**Ausgangstext:**
□ □ □

Ich hätte nie gedacht, dass es einem als Menschen so schlecht gehen kann. Aber man weiss nie, was im Leben passiert. Ruhe ist seither für mich entscheidend. An einem regulären Tag im Kloster komme ich gut zurecht. Aber Festtage wie Weihnachten und Ostern sind schlimm: Da herrscht viel Umtrieb, wir können beim Essen reden und singen viel. Dann bleibt mir nichts anderes, als mich zurückzuziehen, zwei, drei Stunden, in die Stille.
Die Schwesterngemeinschaft musste lernen, mich anzunehmen, wie ich bin. Das ist sicher nicht immer einfach. Aber ich schätze ihr Verständnis und ihre Fürsorge sehr.
Heute bin ich die Assistentin von Schwester Monika, arbeite «i. A.», im Auftrag, und helfe ihr mit dem Obst, im Kräutergarten, beim Dörren. Sie kann mich rufen, wenn sie mich braucht. Ich decke auch den Tisch im Konvent für das Mittag- und das Abendessen, benötige dafür jeweils eine halbe bis eine Dreiviertelstunde. Wegen meiner Behinderung leide ich nicht, ich denke, sie muss wohl eine Prüfung sein. Sie wird einen Grund haben. Die Frage nach dem Warum stelle ich mir nie. Aber ich sage dem Herrgott, dass ich hoffe, in meiner Sterbestunde werde das, was ich alles durchgemacht habe, angerechnet. Wer weiss?
Die Sache mit meinem Ohr ist das Schlimmste in meinem Leben. Aber ich nehme alles an, was kommt – auch die Knöchelfraktur am linken Fuss vor einem Jahr. Mit zwei Platten und neun Schrauben im Bein durfte ich nach der Operation für zwei Wochen nach Dussnang in die Rehabilitation. Nicht einen Moment haderte ich. Es war eine gute Zeit dort, ich erholte mich – und musste anschliessend nicht einmal mehr in die Ferien.

□ □ □

Auflistung aus einer Datenquelle
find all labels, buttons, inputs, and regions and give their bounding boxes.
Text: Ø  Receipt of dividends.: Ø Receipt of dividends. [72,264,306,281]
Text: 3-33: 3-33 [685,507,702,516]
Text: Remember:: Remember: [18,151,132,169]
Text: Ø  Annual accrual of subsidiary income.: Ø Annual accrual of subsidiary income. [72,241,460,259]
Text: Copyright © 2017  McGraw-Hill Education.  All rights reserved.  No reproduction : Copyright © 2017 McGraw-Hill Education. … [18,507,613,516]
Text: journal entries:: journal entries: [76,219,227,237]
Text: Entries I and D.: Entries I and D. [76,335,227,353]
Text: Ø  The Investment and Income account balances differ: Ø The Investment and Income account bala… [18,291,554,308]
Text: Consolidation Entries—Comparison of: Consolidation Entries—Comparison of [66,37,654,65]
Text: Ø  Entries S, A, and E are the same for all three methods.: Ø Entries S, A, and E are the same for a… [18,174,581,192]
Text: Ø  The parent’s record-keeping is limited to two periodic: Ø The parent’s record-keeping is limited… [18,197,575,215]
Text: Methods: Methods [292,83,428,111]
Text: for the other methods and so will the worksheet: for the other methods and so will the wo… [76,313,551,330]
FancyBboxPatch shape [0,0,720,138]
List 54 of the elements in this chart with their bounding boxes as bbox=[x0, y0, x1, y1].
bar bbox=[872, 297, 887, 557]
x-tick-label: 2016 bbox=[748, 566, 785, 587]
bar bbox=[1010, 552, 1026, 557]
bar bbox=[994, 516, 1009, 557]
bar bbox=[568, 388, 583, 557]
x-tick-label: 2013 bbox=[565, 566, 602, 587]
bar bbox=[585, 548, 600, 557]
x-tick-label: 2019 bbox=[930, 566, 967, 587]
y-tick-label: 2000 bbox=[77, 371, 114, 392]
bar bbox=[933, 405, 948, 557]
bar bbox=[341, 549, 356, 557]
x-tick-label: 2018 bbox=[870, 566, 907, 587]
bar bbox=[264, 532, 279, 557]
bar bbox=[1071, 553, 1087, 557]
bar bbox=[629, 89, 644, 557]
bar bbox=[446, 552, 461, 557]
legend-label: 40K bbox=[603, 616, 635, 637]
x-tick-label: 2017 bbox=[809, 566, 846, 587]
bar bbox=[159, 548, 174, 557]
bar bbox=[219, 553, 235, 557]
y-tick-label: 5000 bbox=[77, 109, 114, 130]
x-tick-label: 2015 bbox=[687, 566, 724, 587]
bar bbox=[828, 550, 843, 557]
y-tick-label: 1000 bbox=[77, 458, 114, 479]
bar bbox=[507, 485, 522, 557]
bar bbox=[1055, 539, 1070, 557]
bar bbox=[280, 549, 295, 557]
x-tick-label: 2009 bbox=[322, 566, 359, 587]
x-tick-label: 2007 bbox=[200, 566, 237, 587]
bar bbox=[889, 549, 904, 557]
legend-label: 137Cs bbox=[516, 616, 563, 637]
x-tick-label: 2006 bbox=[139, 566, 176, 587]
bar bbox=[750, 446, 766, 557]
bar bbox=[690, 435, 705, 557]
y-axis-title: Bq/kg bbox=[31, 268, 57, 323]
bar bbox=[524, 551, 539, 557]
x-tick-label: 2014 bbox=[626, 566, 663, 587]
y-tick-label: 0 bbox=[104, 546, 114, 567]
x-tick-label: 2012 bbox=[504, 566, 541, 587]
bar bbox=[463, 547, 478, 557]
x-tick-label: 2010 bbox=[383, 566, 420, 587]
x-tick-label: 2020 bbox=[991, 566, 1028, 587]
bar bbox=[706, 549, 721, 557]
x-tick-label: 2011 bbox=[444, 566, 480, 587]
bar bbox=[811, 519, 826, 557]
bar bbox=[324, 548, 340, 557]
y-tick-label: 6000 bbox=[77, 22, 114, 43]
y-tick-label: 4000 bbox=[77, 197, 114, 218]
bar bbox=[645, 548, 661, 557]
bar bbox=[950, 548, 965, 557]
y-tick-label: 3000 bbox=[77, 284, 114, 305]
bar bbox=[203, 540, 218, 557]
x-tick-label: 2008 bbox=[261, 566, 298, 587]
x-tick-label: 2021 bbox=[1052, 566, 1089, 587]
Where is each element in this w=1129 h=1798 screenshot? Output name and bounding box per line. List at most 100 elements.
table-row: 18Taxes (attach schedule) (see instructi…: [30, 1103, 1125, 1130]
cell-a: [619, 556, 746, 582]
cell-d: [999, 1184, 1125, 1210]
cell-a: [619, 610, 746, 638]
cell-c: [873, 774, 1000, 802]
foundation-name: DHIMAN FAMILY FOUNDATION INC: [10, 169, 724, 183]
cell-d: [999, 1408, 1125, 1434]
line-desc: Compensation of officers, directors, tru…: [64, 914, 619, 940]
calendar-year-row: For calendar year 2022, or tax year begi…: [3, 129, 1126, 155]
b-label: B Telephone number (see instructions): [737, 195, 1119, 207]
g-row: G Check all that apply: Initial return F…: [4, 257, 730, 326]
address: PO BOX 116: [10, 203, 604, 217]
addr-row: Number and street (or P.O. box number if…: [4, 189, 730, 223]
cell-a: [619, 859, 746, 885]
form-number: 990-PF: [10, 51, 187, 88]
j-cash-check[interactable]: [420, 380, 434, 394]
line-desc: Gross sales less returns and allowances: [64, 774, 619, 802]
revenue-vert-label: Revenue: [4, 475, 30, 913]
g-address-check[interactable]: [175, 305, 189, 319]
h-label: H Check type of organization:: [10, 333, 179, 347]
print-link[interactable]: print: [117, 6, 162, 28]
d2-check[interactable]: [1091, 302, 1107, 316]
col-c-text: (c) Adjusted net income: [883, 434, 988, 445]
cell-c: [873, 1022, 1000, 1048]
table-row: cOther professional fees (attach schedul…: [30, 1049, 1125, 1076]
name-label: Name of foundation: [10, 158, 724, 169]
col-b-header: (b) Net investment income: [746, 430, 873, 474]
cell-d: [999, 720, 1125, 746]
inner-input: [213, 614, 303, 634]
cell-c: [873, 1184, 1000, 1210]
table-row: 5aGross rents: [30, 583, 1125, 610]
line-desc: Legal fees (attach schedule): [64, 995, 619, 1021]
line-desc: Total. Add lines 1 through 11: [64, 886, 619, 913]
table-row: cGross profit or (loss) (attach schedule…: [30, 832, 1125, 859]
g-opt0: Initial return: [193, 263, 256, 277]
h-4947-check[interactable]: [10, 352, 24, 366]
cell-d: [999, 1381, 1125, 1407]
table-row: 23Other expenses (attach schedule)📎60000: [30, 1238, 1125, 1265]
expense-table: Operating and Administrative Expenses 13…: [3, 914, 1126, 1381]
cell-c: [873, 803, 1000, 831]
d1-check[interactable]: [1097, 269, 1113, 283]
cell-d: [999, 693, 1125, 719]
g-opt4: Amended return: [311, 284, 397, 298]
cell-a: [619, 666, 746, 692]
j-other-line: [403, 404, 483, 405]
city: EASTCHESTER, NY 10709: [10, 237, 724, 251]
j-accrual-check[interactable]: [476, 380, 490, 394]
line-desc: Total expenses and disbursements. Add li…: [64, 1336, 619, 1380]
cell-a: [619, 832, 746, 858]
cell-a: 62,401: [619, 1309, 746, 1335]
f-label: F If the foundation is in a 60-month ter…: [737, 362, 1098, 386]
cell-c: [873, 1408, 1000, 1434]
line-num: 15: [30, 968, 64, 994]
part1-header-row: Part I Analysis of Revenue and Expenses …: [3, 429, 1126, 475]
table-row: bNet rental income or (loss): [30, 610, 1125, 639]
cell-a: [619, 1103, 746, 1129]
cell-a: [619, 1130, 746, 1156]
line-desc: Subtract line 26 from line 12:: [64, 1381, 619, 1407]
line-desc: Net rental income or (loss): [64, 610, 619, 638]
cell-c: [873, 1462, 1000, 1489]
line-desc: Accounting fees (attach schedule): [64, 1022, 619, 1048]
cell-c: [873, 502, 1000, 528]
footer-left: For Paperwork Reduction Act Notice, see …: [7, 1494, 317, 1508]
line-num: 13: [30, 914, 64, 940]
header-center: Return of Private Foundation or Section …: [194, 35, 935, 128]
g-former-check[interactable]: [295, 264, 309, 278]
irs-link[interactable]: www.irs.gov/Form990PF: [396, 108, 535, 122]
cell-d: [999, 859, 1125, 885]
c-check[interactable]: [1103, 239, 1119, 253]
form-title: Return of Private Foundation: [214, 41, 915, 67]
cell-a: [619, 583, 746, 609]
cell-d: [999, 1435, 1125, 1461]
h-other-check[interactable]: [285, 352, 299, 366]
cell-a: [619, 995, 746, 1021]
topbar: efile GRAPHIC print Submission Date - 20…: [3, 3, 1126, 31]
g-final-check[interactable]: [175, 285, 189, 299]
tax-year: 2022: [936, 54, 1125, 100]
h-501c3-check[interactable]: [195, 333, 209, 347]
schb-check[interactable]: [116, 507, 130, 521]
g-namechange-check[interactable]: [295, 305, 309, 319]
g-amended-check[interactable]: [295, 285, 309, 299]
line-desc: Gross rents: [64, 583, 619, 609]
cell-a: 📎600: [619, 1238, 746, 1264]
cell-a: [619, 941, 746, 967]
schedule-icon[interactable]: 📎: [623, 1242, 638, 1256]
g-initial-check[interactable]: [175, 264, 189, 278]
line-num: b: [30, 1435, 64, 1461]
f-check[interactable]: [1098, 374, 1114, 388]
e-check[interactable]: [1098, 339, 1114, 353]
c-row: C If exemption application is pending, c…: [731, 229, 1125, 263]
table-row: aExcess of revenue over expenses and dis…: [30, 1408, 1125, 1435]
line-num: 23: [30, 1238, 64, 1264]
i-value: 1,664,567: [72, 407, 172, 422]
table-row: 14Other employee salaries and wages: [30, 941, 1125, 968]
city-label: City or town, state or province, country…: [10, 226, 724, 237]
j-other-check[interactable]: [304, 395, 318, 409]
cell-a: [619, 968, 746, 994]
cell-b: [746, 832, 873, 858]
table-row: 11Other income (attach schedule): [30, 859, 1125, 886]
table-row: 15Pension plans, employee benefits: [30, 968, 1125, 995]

□ □ □

**Aufgabe:**
Gib den Ausgangstext vollständig und ohne jede Änderung aus.

**Erwartete Antwort:**
Ich hätte nie gedacht, dass es einem als Menschen so schlecht gehen kann. Aber man weiss nie, was im Leben passiert. Ruhe ist seither für mich entscheidend. An einem regulären Tag im Kloster komme ich gut zurecht. Aber Festtage wie Weihnachten und Ostern sind schlimm: Da herrscht viel Umtrieb, wir können beim Essen reden und singen viel. Dann bleibt mir nichts anderes, als mich zurückzuziehen, zwei, drei Stunden, in die Stille.
Die Schwesterngemeinschaft musste lernen, mich anzunehmen, wie ich bin. Das ist sicher nicht immer einfach. Aber ich schätze ihr Verständnis und ihre Fürsorge sehr.
Heute bin ich die Assistentin von Schwester Monika, arbeite «i. A.», im Auftrag, und helfe ihr mit dem Obst, im Kräutergarten, beim Dörren. Sie kann mich rufen, wenn sie mich braucht. Ich decke auch den Tisch im Konvent für das Mittag- und das Abendessen, benötige dafür jeweils eine halbe bis eine Dreiviertelstunde. Wegen meiner Behinderung leide ich nicht, ich denke, sie muss wohl eine Prüfung sein. Sie wird einen Grund haben. Die Frage nach dem Warum stelle ich mir nie. Aber ich sage dem Herrgott, dass ich hoffe, in meiner Sterbestunde werde das, was ich alles durchgemacht habe, angerechnet. Wer weiss?
Die Sache mit meinem Ohr ist das Schlimmste in meinem Leben. Aber ich nehme alles an, was kommt – auch die Knöchelfraktur am linken Fuss vor einem Jahr. Mit zwei Platten und neun Schrauben im Bein durfte ich nach der Operation für zwei Wochen nach Dussnang in die Rehabilitation. Nicht einen Moment haderte ich. Es war eine gute Zeit dort, ich erholte mich – und musste anschliessend nicht einmal mehr in die Ferien.